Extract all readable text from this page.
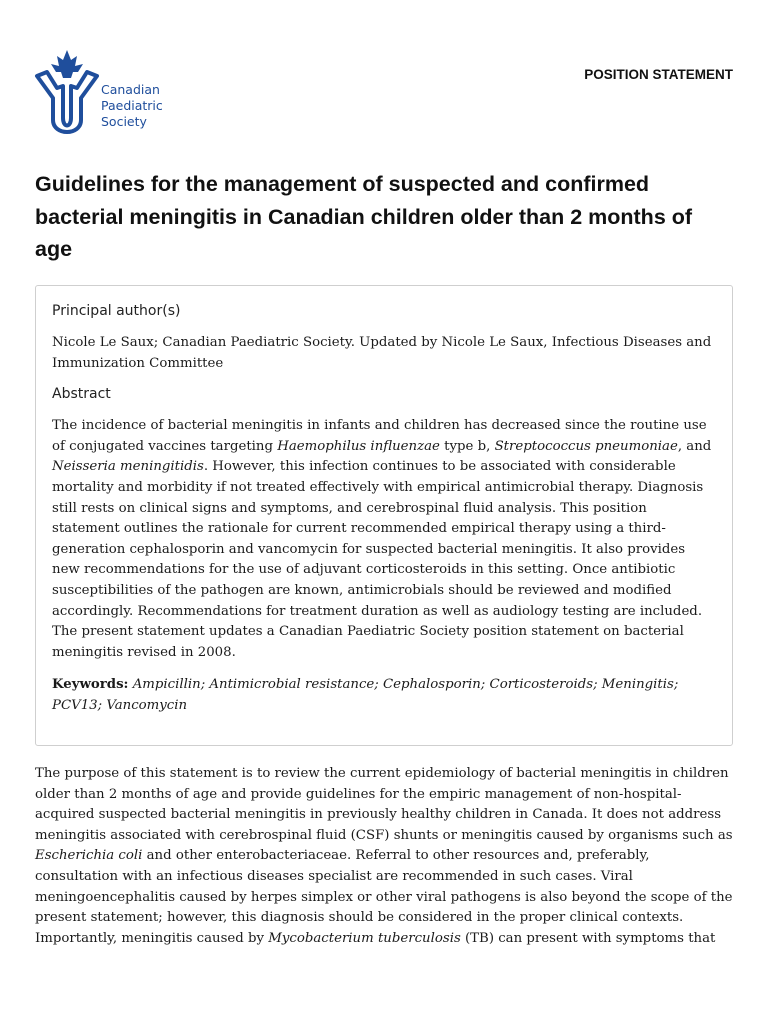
Canadian
Paediatric
Society
POSITION STATEMENT
Guidelines for the management of suspected and confirmed bacterial meningitis in Canadian children older than 2 months of age
Principal author(s)

Nicole Le Saux; Canadian Paediatric Society. Updated by Nicole Le Saux, Infectious Diseases and Immunization Committee

Abstract

The incidence of bacterial meningitis in infants and children has decreased since the routine use of conjugated vaccines targeting Haemophilus influenzae type b, Streptococcus pneumoniae, and Neisseria meningitidis. However, this infection continues to be associated with considerable mortality and morbidity if not treated effectively with empirical antimicrobial therapy. Diagnosis still rests on clinical signs and symptoms, and cerebrospinal fluid analysis. This position statement outlines the rationale for current recommended empirical therapy using a third-generation cephalosporin and vancomycin for suspected bacterial meningitis. It also provides new recommendations for the use of adjuvant corticosteroids in this setting. Once antibiotic susceptibilities of the pathogen are known, antimicrobials should be reviewed and modified accordingly. Recommendations for treatment duration as well as audiology testing are included. The present statement updates a Canadian Paediatric Society position statement on bacterial meningitis revised in 2008.

Keywords: Ampicillin; Antimicrobial resistance; Cephalosporin; Corticosteroids; Meningitis; PCV13; Vancomycin

The purpose of this statement is to review the current epidemiology of bacterial meningitis in children older than 2 months of age and provide guidelines for the empiric management of non-hospital-acquired suspected bacterial meningitis in previously healthy children in Canada. It does not address meningitis associated with cerebrospinal fluid (CSF) shunts or meningitis caused by organisms such as Escherichia coli and other enterobacteriaceae. Referral to other resources and, preferably, consultation with an infectious diseases specialist are recommended in such cases. Viral meningoencephalitis caused by herpes simplex or other viral pathogens is also beyond the scope of the present statement; however, this diagnosis should be considered in the proper clinical contexts. Importantly, meningitis caused by Mycobacterium tuberculosis (TB) can present with symptoms that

----------------------------------------

**Problem:**
Without the pictures, write out every entry precisely as it appears.

**The completed task:**
Extract all readable text from this page.
Canadian
Paediatric
Society
POSITION STATEMENT
Guidelines for the management of suspected and confirmed bacterial meningitis in Canadian children older than 2 months of age
Principal author(s)

Nicole Le Saux; Canadian Paediatric Society. Updated by Nicole Le Saux, Infectious Diseases and Immunization Committee

Abstract

The incidence of bacterial meningitis in infants and children has decreased since the routine use of conjugated vaccines targeting Haemophilus influenzae type b, Streptococcus pneumoniae, and Neisseria meningitidis. However, this infection continues to be associated with considerable mortality and morbidity if not treated effectively with empirical antimicrobial therapy. Diagnosis still rests on clinical signs and symptoms, and cerebrospinal fluid analysis. This position statement outlines the rationale for current recommended empirical therapy using a third-generation cephalosporin and vancomycin for suspected bacterial meningitis. It also provides new recommendations for the use of adjuvant corticosteroids in this setting. Once antibiotic susceptibilities of the pathogen are known, antimicrobials should be reviewed and modified accordingly. Recommendations for treatment duration as well as audiology testing are included. The present statement updates a Canadian Paediatric Society position statement on bacterial meningitis revised in 2008.

Keywords: Ampicillin; Antimicrobial resistance; Cephalosporin; Corticosteroids; Meningitis; PCV13; Vancomycin

The purpose of this statement is to review the current epidemiology of bacterial meningitis in children older than 2 months of age and provide guidelines for the empiric management of non-hospital-acquired suspected bacterial meningitis in previously healthy children in Canada. It does not address meningitis associated with cerebrospinal fluid (CSF) shunts or meningitis caused by organisms such as Escherichia coli and other enterobacteriaceae. Referral to other resources and, preferably, consultation with an infectious diseases specialist are recommended in such cases. Viral meningoencephalitis caused by herpes simplex or other viral pathogens is also beyond the scope of the present statement; however, this diagnosis should be considered in the proper clinical contexts. Importantly, meningitis caused by Mycobacterium tuberculosis (TB) can present with symptoms that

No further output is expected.